> [REQUIRED WORK]: Below are the entries; count the lines in them that contain the word "이름으로" and give only the number.

> [TASK INPUT]:
— begin —

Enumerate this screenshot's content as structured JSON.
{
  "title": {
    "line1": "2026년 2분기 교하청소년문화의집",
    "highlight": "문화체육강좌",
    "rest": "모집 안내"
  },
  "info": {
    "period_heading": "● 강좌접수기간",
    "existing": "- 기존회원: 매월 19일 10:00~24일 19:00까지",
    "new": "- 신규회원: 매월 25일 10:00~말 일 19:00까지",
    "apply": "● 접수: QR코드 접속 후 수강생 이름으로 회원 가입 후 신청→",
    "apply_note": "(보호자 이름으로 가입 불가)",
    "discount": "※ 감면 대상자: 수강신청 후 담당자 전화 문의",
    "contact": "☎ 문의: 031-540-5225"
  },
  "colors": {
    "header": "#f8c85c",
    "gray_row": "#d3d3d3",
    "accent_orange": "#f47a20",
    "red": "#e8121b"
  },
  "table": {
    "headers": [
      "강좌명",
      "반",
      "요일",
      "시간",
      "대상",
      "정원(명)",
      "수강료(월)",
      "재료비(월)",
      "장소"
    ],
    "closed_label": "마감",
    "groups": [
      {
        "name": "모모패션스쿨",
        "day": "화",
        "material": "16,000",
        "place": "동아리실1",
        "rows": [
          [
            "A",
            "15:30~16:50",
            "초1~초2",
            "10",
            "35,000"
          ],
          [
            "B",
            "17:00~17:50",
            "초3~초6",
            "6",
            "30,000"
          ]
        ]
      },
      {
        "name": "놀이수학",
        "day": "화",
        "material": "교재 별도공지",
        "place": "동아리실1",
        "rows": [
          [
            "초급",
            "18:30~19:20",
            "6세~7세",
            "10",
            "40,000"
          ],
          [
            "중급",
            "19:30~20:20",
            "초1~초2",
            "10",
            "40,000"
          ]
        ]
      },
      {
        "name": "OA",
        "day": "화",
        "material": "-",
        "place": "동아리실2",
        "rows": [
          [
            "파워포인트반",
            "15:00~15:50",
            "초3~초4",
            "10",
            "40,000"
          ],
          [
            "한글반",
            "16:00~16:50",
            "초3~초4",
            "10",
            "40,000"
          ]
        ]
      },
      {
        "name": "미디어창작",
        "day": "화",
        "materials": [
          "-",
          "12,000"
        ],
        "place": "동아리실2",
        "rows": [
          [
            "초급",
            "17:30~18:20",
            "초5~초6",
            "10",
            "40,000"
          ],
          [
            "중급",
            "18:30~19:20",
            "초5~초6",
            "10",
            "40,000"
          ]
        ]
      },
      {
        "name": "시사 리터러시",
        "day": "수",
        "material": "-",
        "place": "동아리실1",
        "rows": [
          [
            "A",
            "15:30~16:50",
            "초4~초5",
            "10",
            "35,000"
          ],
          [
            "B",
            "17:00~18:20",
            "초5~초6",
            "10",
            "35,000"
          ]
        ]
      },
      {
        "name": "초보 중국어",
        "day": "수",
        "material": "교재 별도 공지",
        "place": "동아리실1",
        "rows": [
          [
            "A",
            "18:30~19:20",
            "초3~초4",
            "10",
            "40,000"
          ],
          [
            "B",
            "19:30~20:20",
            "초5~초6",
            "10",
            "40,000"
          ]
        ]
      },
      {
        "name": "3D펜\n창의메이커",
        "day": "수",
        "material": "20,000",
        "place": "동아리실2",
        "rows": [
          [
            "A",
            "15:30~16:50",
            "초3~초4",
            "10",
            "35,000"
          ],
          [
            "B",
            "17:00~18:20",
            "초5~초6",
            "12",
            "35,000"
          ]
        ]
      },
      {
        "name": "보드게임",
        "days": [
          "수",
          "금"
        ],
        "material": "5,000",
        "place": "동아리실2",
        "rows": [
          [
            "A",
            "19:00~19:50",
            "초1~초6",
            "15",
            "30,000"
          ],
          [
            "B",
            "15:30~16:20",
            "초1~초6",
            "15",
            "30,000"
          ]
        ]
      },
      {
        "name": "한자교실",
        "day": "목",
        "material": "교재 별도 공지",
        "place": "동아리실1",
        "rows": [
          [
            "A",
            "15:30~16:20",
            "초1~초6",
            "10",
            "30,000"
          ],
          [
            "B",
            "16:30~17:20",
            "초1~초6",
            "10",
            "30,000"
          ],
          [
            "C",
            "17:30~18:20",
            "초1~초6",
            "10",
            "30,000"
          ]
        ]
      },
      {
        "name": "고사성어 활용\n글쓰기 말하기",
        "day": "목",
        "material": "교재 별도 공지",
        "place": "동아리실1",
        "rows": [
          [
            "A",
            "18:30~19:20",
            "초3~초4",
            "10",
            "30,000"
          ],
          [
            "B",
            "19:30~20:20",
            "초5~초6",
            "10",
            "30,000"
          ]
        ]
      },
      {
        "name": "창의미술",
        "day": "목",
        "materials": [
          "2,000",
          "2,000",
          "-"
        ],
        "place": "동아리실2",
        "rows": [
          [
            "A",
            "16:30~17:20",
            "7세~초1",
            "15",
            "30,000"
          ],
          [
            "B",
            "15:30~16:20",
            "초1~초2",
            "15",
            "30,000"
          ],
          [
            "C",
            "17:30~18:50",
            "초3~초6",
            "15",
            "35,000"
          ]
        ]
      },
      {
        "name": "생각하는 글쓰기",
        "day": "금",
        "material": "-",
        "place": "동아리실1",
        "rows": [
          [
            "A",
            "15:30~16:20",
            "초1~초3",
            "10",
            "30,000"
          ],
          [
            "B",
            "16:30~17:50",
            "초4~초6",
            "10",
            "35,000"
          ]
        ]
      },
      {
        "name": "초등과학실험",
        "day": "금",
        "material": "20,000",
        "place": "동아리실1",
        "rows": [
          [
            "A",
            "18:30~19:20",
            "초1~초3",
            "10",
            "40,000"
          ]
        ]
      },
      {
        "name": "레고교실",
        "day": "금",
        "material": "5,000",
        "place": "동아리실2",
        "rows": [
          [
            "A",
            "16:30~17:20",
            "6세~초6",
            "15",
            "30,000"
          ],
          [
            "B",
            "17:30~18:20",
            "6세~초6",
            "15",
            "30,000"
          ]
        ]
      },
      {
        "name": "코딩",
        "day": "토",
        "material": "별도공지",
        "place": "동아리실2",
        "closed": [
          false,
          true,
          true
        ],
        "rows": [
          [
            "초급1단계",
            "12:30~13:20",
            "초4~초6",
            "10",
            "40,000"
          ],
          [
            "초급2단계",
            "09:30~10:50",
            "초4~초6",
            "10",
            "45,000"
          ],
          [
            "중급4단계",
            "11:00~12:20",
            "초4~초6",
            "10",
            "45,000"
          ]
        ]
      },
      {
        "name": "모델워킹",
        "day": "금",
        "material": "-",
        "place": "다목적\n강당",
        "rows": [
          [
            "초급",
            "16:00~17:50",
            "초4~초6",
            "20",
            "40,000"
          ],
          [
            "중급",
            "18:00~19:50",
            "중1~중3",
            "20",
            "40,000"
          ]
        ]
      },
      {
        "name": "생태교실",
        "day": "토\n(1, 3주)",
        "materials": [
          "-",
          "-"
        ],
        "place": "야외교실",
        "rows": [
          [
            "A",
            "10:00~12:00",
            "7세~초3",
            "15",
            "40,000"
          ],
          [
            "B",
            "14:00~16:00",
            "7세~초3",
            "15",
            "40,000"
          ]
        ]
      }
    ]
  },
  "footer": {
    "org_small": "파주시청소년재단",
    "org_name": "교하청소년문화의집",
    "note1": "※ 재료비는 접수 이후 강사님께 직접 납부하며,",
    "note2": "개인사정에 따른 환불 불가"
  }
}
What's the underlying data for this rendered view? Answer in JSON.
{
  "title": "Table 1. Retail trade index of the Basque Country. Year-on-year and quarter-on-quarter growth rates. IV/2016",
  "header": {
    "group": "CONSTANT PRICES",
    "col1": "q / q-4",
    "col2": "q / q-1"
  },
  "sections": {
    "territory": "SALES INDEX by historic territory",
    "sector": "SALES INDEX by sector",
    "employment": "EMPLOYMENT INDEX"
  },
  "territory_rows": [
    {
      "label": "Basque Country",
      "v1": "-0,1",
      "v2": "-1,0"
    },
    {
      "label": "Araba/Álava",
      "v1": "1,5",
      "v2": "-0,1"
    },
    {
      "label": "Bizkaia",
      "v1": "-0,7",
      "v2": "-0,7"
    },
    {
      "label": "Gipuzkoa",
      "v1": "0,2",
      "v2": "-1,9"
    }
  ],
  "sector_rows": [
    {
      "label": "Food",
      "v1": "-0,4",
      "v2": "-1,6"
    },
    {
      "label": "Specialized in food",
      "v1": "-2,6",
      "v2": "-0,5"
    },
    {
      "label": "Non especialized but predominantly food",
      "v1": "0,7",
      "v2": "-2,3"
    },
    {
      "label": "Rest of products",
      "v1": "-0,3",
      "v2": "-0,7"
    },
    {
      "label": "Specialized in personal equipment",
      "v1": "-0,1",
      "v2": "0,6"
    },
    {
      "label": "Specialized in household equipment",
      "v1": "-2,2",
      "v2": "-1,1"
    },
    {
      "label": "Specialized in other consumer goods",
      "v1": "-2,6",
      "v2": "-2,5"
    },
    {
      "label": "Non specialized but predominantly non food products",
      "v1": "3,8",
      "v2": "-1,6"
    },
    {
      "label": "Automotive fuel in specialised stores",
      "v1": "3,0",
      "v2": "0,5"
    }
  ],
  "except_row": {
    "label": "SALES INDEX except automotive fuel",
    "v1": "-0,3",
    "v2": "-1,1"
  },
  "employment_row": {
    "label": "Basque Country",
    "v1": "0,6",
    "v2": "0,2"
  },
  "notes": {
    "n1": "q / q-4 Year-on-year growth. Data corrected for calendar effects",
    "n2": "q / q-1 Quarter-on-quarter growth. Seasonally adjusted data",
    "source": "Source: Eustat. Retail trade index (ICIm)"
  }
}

— end —

> [FINISHED EXERCISE]: 2